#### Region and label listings
+===+

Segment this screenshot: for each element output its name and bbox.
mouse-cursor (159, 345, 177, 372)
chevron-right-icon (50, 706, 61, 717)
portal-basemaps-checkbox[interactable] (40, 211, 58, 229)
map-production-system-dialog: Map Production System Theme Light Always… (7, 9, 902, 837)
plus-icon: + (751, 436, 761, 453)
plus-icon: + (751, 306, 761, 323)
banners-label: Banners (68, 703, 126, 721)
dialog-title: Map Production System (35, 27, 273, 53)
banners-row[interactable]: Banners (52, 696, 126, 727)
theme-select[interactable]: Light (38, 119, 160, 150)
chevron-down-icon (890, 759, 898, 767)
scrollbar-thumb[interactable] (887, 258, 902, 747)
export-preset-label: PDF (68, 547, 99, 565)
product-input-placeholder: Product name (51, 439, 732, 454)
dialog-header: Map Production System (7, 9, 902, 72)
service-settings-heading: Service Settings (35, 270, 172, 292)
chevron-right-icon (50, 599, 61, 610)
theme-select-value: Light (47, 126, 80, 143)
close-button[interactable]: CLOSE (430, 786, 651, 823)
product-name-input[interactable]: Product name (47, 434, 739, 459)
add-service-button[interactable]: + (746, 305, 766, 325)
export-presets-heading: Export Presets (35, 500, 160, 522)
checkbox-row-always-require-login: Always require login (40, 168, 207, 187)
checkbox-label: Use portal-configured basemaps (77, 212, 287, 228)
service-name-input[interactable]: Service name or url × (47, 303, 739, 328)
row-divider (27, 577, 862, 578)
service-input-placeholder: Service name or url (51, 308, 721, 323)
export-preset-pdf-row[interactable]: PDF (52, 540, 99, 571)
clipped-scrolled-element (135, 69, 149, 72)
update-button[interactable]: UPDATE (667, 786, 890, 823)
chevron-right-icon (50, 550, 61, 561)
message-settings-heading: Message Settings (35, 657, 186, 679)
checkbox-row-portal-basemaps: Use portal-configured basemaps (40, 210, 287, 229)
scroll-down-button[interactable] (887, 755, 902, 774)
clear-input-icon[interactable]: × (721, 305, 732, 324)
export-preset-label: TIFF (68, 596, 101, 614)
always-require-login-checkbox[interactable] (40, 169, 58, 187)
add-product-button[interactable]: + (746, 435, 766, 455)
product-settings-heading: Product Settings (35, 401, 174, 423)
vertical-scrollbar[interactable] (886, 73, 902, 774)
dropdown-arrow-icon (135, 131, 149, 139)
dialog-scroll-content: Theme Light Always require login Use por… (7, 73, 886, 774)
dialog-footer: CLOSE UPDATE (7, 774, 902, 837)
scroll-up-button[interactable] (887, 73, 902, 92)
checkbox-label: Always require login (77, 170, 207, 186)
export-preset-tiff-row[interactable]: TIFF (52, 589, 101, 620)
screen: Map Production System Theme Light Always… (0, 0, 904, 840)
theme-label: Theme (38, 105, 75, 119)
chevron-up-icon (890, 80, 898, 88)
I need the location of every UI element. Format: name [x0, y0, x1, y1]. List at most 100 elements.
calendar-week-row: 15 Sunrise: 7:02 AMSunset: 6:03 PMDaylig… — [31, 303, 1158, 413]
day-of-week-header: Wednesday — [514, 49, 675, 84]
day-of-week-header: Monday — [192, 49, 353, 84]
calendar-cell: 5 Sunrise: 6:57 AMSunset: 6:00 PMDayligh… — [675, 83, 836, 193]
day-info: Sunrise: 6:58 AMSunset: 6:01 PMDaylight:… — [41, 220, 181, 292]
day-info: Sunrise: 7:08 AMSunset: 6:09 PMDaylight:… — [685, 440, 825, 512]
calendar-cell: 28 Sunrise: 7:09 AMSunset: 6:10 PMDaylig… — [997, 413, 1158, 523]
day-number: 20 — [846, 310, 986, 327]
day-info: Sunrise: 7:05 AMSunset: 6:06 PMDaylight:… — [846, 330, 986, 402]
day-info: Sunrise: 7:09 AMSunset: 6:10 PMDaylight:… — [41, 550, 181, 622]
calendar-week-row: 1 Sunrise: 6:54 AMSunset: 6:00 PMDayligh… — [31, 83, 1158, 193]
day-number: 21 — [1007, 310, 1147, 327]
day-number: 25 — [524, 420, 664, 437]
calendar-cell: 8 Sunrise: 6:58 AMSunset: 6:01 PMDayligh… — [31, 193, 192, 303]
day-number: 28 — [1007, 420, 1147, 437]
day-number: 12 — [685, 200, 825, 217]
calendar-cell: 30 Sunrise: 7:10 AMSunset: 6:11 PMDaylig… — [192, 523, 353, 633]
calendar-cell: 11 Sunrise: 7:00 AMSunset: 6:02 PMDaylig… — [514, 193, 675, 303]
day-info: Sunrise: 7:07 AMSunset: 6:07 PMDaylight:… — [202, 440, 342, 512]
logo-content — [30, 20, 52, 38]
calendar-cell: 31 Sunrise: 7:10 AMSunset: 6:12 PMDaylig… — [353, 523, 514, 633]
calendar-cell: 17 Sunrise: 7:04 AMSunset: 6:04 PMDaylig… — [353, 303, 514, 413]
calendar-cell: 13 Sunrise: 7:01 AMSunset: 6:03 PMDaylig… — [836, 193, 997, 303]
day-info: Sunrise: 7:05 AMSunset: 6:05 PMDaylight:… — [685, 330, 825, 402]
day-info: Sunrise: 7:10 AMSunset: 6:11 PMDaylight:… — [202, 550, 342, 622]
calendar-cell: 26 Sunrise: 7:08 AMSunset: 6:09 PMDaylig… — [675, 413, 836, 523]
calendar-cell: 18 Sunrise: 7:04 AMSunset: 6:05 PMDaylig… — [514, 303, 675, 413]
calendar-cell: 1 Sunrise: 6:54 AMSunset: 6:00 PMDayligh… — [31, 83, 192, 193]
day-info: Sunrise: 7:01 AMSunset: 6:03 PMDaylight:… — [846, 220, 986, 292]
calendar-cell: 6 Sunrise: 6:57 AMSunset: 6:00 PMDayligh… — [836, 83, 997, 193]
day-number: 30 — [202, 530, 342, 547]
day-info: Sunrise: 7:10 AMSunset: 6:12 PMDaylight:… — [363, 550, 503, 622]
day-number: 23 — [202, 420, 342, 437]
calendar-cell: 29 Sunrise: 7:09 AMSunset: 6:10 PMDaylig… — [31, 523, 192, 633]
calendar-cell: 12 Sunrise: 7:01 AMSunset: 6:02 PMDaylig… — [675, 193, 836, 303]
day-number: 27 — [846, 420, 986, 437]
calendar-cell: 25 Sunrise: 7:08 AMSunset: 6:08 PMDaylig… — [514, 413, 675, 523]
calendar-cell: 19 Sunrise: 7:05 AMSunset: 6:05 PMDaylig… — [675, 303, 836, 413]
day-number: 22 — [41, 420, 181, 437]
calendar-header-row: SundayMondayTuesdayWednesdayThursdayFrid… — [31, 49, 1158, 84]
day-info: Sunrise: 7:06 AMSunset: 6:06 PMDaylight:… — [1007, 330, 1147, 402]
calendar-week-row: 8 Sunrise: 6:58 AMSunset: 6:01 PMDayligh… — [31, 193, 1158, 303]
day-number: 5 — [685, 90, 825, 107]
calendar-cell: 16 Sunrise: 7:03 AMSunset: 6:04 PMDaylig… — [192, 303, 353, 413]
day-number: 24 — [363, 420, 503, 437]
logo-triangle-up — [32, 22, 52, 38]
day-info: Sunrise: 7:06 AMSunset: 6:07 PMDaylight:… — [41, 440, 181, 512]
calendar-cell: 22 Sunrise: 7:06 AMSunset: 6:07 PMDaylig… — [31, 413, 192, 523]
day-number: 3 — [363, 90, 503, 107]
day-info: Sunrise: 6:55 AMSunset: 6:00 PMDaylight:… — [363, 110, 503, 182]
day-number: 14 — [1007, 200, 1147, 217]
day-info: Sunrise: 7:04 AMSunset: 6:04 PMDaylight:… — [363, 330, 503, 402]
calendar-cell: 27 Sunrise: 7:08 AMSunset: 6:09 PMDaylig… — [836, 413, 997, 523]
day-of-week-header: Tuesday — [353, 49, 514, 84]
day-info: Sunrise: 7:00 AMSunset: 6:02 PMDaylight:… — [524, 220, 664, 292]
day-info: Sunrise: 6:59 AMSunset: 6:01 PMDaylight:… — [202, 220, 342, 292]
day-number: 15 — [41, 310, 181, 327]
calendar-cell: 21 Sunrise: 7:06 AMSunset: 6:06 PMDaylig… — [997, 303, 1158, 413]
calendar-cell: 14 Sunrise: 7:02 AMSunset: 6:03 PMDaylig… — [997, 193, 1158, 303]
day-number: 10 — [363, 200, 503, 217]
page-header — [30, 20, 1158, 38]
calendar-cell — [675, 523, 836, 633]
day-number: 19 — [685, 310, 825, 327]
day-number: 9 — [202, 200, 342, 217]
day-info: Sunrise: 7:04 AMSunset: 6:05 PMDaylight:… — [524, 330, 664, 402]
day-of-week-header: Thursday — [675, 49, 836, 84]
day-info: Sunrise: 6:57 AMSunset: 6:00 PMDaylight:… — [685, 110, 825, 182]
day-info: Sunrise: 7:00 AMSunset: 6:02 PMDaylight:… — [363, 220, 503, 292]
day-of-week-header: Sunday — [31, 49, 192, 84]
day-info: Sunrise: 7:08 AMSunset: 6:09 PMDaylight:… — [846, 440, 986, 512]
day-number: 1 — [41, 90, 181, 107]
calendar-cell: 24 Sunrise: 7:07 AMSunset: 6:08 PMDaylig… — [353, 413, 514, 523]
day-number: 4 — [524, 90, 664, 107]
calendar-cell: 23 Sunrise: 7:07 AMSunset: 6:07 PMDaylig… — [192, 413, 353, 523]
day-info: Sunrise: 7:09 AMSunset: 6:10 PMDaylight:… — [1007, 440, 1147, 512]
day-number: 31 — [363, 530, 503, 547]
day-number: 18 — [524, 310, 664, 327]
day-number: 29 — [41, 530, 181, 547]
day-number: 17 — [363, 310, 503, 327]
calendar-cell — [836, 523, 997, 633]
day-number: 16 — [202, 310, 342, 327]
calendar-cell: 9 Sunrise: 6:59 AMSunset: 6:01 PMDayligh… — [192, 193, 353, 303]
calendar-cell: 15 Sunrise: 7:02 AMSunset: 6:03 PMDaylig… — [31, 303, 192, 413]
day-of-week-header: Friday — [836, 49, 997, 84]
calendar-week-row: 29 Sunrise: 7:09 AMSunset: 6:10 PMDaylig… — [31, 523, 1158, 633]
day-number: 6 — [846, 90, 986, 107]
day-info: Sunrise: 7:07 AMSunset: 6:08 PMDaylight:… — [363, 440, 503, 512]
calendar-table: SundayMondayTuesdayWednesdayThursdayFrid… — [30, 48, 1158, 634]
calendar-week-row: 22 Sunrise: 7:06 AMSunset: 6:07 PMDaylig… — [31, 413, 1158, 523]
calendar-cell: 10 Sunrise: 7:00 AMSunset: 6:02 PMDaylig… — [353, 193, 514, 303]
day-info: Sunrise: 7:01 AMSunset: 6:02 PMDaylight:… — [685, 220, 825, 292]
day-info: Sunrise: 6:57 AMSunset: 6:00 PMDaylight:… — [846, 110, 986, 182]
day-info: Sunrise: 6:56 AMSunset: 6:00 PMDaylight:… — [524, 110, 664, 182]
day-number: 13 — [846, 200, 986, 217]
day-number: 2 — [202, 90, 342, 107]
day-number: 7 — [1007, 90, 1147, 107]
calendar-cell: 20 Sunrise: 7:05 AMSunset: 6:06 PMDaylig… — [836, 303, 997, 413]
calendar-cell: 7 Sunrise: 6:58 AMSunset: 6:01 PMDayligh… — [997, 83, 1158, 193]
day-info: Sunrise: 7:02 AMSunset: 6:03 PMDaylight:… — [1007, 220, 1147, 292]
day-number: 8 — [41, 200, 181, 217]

+===+

#### GOAL
Transcribe the rows line for line, beginning with the very first line and stopping after the line that contains "product-input-placeholder: Product name".

#### TASK RESPONSE
Segment this screenshot: for each element output its name and bbox.
mouse-cursor (159, 345, 177, 372)
chevron-right-icon (50, 706, 61, 717)
portal-basemaps-checkbox[interactable] (40, 211, 58, 229)
map-production-system-dialog: Map Production System Theme Light Always… (7, 9, 902, 837)
plus-icon: + (751, 436, 761, 453)
plus-icon: + (751, 306, 761, 323)
banners-label: Banners (68, 703, 126, 721)
dialog-title: Map Production System (35, 27, 273, 53)
banners-row[interactable]: Banners (52, 696, 126, 727)
theme-select[interactable]: Light (38, 119, 160, 150)
chevron-down-icon (890, 759, 898, 767)
scrollbar-thumb[interactable] (887, 258, 902, 747)
export-preset-label: PDF (68, 547, 99, 565)
product-input-placeholder: Product name (51, 439, 732, 454)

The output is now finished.